## Records to use
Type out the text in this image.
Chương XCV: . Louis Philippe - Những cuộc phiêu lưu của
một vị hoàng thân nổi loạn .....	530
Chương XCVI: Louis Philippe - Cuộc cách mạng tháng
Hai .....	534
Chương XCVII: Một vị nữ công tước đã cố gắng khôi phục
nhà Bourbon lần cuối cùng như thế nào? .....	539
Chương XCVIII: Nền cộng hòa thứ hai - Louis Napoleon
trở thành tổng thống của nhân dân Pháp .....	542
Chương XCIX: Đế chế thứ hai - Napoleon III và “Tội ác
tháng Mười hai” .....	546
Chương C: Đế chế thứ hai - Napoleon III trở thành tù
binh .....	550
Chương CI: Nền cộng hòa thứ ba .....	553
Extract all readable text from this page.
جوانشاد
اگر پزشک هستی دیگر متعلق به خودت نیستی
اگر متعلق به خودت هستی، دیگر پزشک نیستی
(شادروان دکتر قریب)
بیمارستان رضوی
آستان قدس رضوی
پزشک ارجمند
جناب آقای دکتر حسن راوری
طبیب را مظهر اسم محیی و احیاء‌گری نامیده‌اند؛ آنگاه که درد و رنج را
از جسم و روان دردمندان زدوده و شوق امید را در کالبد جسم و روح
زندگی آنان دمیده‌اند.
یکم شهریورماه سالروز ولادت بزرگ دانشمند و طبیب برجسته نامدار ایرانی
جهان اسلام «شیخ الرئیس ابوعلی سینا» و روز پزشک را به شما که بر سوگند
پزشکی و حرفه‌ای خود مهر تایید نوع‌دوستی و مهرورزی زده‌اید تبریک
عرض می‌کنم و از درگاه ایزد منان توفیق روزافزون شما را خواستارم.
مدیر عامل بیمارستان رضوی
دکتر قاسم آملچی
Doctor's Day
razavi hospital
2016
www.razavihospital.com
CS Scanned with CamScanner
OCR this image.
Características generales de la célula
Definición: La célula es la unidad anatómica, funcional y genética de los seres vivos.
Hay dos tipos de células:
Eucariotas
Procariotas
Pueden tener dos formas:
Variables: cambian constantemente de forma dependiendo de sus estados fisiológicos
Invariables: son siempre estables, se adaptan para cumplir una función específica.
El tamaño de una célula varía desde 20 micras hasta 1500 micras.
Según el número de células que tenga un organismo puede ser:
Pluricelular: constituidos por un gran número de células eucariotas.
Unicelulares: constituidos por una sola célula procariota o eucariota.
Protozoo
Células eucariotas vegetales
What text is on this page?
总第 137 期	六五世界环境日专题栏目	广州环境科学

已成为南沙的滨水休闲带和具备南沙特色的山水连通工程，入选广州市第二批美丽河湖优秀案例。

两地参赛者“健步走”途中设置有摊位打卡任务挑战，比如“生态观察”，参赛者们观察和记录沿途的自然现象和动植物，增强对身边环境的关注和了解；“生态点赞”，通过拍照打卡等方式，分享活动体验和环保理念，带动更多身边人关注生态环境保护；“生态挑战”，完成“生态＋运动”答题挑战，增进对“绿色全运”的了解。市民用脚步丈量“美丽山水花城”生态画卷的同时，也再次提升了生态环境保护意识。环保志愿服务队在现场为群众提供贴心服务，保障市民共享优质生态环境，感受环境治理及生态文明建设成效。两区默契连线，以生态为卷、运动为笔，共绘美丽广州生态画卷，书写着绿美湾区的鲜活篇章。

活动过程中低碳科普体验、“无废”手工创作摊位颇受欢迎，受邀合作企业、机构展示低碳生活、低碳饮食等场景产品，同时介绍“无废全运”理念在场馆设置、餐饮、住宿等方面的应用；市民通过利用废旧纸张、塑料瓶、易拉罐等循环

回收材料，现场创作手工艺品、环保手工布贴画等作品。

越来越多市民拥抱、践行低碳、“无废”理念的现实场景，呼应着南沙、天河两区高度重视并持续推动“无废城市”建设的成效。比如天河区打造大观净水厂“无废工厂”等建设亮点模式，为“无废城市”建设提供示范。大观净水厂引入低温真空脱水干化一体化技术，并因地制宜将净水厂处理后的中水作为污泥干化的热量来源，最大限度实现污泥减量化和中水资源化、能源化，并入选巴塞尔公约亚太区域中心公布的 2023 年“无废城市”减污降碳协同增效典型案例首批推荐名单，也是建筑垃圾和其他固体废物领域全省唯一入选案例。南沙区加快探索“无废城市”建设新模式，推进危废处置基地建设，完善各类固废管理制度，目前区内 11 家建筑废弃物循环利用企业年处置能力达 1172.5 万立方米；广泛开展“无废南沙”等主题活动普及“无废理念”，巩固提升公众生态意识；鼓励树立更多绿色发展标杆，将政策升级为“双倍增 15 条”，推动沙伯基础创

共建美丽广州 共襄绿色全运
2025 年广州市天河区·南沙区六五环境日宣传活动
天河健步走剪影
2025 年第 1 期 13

## Exercise goal
Please output every record, keeping each line exact.

## Response to the task
Type out the text in this image.
Chương XCV: . Louis Philippe - Những cuộc phiêu lưu của
một vị hoàng thân nổi loạn .....	530
Chương XCVI: Louis Philippe - Cuộc cách mạng tháng
Hai .....	534
Chương XCVII: Một vị nữ công tước đã cố gắng khôi phục
nhà Bourbon lần cuối cùng như thế nào? .....	539
Chương XCVIII: Nền cộng hòa thứ hai - Louis Napoleon
trở thành tổng thống của nhân dân Pháp .....	542
Chương XCIX: Đế chế thứ hai - Napoleon III và “Tội ác
tháng Mười hai” .....	546
Chương C: Đế chế thứ hai - Napoleon III trở thành tù
binh .....	550
Chương CI: Nền cộng hòa thứ ba .....	553
Extract all readable text from this page.
جوانشاد
اگر پزشک هستی دیگر متعلق به خودت نیستی
اگر متعلق به خودت هستی، دیگر پزشک نیستی
(شادروان دکتر قریب)
بیمارستان رضوی
آستان قدس رضوی
پزشک ارجمند
جناب آقای دکتر حسن راوری
طبیب را مظهر اسم محیی و احیاء‌گری نامیده‌اند؛ آنگاه که درد و رنج را
از جسم و روان دردمندان زدوده و شوق امید را در کالبد جسم و روح
زندگی آنان دمیده‌اند.
یکم شهریورماه سالروز ولادت بزرگ دانشمند و طبیب برجسته نامدار ایرانی
جهان اسلام «شیخ الرئیس ابوعلی سینا» و روز پزشک را به شما که بر سوگند
پزشکی و حرفه‌ای خود مهر تایید نوع‌دوستی و مهرورزی زده‌اید تبریک
عرض می‌کنم و از درگاه ایزد منان توفیق روزافزون شما را خواستارم.
مدیر عامل بیمارستان رضوی
دکتر قاسم آملچی
Doctor's Day
razavi hospital
2016
www.razavihospital.com
CS Scanned with CamScanner
OCR this image.
Características generales de la célula
Definición: La célula es la unidad anatómica, funcional y genética de los seres vivos.
Hay dos tipos de células:
Eucariotas
Procariotas
Pueden tener dos formas:
Variables: cambian constantemente de forma dependiendo de sus estados fisiológicos
Invariables: son siempre estables, se adaptan para cumplir una función específica.
El tamaño de una célula varía desde 20 micras hasta 1500 micras.
Según el número de células que tenga un organismo puede ser:
Pluricelular: constituidos por un gran número de células eucariotas.
Unicelulares: constituidos por una sola célula procariota o eucariota.
Protozoo
Células eucariotas vegetales
What text is on this page?
总第 137 期	六五世界环境日专题栏目	广州环境科学

已成为南沙的滨水休闲带和具备南沙特色的山水连通工程，入选广州市第二批美丽河湖优秀案例。

两地参赛者“健步走”途中设置有摊位打卡任务挑战，比如“生态观察”，参赛者们观察和记录沿途的自然现象和动植物，增强对身边环境的关注和了解；“生态点赞”，通过拍照打卡等方式，分享活动体验和环保理念，带动更多身边人关注生态环境保护；“生态挑战”，完成“生态＋运动”答题挑战，增进对“绿色全运”的了解。市民用脚步丈量“美丽山水花城”生态画卷的同时，也再次提升了生态环境保护意识。环保志愿服务队在现场为群众提供贴心服务，保障市民共享优质生态环境，感受环境治理及生态文明建设成效。两区默契连线，以生态为卷、运动为笔，共绘美丽广州生态画卷，书写着绿美湾区的鲜活篇章。

活动过程中低碳科普体验、“无废”手工创作摊位颇受欢迎，受邀合作企业、机构展示低碳生活、低碳饮食等场景产品，同时介绍“无废全运”理念在场馆设置、餐饮、住宿等方面的应用；市民通过利用废旧纸张、塑料瓶、易拉罐等循环

回收材料，现场创作手工艺品、环保手工布贴画等作品。

越来越多市民拥抱、践行低碳、“无废”理念的现实场景，呼应着南沙、天河两区高度重视并持续推动“无废城市”建设的成效。比如天河区打造大观净水厂“无废工厂”等建设亮点模式，为“无废城市”建设提供示范。大观净水厂引入低温真空脱水干化一体化技术，并因地制宜将净水厂处理后的中水作为污泥干化的热量来源，最大限度实现污泥减量化和中水资源化、能源化，并入选巴塞尔公约亚太区域中心公布的 2023 年“无废城市”减污降碳协同增效典型案例首批推荐名单，也是建筑垃圾和其他固体废物领域全省唯一入选案例。南沙区加快探索“无废城市”建设新模式，推进危废处置基地建设，完善各类固废管理制度，目前区内 11 家建筑废弃物循环利用企业年处置能力达 1172.5 万立方米；广泛开展“无废南沙”等主题活动普及“无废理念”，巩固提升公众生态意识；鼓励树立更多绿色发展标杆，将政策升级为“双倍增 15 条”，推动沙伯基础创

共建美丽广州 共襄绿色全运
2025 年广州市天河区·南沙区六五环境日宣传活动
天河健步走剪影
2025 年第 1 期 13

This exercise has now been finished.